Problem statement:
Review the listing and copy each line that holds the word "JSON".

Input data:

** begin **

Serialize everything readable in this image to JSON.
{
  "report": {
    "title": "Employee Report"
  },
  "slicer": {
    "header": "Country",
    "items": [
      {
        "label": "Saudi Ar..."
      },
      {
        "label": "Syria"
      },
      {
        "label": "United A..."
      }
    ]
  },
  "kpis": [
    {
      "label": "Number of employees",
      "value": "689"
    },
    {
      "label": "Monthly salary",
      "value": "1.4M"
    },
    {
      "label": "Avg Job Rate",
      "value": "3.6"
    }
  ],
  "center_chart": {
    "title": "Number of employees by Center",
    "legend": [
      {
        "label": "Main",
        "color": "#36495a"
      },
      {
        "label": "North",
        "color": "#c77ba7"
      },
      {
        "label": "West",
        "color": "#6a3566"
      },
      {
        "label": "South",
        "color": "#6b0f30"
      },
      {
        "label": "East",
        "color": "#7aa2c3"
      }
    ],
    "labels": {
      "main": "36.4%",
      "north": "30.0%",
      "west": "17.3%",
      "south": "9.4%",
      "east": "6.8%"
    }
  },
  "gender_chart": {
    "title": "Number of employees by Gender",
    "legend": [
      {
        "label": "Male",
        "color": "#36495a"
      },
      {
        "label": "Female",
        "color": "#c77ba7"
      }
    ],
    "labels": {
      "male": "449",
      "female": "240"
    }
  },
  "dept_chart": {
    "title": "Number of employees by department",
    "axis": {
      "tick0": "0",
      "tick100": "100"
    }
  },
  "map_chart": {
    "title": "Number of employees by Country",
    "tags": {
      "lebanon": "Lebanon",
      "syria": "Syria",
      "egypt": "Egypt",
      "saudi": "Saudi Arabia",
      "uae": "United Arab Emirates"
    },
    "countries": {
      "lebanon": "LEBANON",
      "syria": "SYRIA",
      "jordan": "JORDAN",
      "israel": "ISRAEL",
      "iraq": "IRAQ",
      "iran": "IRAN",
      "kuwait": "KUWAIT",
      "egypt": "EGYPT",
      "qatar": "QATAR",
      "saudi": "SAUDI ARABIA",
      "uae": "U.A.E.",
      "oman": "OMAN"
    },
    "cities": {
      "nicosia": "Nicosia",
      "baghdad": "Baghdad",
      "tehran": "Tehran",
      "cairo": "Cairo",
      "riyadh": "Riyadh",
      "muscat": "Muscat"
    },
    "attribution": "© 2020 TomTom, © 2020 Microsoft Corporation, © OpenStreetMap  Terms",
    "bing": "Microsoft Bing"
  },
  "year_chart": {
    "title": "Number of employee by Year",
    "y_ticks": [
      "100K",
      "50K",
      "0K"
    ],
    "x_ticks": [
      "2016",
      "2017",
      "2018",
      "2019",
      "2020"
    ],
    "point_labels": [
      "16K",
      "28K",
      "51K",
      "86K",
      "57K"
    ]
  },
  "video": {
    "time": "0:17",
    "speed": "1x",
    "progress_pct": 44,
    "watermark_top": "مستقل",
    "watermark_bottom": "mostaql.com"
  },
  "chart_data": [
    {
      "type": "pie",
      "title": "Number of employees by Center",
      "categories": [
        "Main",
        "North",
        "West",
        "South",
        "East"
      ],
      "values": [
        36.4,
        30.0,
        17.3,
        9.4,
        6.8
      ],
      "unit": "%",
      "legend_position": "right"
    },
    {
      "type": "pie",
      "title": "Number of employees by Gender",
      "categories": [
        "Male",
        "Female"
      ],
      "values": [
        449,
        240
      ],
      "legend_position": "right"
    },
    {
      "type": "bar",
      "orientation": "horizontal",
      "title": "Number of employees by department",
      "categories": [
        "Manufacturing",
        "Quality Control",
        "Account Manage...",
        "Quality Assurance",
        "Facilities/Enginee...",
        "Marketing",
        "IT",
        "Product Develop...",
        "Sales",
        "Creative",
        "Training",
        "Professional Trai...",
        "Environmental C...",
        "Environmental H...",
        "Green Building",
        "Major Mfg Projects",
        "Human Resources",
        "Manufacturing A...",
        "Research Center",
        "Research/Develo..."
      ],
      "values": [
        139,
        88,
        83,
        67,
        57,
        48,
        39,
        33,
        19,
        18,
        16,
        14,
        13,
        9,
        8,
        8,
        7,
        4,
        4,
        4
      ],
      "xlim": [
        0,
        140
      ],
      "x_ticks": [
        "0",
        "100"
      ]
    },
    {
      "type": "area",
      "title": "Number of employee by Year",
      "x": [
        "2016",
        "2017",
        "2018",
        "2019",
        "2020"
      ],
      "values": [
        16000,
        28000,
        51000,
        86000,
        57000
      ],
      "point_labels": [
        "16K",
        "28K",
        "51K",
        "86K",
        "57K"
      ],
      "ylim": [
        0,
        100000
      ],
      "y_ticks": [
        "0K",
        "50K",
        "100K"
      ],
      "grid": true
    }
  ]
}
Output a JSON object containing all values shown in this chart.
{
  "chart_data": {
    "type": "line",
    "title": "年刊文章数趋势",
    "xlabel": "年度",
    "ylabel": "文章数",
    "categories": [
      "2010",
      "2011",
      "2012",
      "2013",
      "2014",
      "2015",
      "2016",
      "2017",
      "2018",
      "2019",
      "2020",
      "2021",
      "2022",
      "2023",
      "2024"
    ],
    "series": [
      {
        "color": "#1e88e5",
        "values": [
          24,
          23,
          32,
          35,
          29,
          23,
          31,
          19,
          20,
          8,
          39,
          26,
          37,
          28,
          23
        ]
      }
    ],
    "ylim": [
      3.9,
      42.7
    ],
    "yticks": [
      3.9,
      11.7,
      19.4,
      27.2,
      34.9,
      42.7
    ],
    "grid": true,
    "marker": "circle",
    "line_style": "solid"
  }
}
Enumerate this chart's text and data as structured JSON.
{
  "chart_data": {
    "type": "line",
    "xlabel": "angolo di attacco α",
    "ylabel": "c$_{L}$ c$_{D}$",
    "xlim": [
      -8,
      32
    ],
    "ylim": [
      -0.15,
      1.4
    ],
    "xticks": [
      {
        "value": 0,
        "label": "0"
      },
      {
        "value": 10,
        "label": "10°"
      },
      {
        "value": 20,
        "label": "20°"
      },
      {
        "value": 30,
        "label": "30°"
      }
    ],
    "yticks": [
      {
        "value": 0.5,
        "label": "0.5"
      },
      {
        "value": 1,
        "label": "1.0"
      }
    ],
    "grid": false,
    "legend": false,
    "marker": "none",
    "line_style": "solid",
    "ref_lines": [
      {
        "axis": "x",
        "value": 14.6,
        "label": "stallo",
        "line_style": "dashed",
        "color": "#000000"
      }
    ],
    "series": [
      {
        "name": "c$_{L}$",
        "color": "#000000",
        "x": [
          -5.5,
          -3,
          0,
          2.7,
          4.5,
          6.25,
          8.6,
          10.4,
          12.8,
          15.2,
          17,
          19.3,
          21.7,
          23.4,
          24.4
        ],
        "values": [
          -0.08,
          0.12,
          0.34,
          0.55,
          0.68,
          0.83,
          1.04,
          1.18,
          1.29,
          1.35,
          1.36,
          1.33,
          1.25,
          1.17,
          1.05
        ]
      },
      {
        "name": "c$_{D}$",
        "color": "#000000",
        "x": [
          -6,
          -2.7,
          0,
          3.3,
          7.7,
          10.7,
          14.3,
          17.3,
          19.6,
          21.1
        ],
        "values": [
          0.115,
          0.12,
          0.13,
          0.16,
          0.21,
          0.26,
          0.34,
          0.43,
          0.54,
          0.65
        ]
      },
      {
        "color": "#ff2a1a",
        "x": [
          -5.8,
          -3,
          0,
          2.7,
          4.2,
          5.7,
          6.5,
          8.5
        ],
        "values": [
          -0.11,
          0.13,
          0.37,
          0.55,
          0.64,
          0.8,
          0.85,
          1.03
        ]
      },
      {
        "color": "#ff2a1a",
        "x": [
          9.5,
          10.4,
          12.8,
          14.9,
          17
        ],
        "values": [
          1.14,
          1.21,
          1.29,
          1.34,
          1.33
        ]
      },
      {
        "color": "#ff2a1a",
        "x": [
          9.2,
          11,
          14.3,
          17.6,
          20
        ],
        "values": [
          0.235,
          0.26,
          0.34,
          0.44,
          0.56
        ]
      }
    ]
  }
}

** end **

Task response:
Serialize everything readable in this image to JSON.
Output a JSON object containing all values shown in this chart.
Enumerate this chart's text and data as structured JSON.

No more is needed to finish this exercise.